Check each line of the entries below for the string "Consumption"; copy every line where it appears.

___ INPUT ___

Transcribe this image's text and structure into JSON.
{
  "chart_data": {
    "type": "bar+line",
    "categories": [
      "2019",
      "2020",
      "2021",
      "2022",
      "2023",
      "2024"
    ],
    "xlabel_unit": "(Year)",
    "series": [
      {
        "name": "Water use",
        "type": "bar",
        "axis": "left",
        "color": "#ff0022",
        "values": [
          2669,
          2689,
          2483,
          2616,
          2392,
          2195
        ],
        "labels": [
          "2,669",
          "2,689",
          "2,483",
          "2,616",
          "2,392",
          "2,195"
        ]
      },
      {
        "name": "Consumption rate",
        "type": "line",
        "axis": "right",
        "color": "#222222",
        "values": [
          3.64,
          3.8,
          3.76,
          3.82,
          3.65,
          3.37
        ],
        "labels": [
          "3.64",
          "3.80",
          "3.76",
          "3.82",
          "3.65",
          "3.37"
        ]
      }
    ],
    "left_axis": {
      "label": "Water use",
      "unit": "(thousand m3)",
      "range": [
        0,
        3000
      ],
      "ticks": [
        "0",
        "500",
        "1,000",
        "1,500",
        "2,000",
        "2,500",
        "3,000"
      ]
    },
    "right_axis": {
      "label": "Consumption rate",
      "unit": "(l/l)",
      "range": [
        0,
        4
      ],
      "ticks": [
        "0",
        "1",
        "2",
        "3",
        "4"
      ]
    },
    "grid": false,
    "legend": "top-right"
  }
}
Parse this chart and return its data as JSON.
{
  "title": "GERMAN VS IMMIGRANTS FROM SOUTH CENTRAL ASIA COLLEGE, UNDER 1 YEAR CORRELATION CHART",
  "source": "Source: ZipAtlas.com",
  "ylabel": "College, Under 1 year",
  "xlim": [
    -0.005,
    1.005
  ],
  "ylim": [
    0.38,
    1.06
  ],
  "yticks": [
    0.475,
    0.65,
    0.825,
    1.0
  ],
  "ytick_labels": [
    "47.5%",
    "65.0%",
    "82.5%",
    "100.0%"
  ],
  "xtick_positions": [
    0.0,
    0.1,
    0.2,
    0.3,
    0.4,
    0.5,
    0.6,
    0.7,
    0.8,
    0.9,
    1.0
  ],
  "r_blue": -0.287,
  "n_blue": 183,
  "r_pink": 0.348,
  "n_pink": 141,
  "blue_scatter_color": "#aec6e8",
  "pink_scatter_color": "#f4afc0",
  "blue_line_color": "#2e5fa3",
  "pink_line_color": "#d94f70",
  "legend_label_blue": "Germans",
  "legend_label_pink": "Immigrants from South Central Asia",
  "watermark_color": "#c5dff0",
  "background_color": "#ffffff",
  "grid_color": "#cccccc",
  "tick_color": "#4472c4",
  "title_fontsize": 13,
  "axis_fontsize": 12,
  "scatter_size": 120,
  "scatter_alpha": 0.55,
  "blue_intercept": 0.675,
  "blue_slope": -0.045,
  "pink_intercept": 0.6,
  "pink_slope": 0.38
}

___

RESULT OF THIS EXERCISE >>
        "name": "Consumption rate",
      "label": "Consumption rate",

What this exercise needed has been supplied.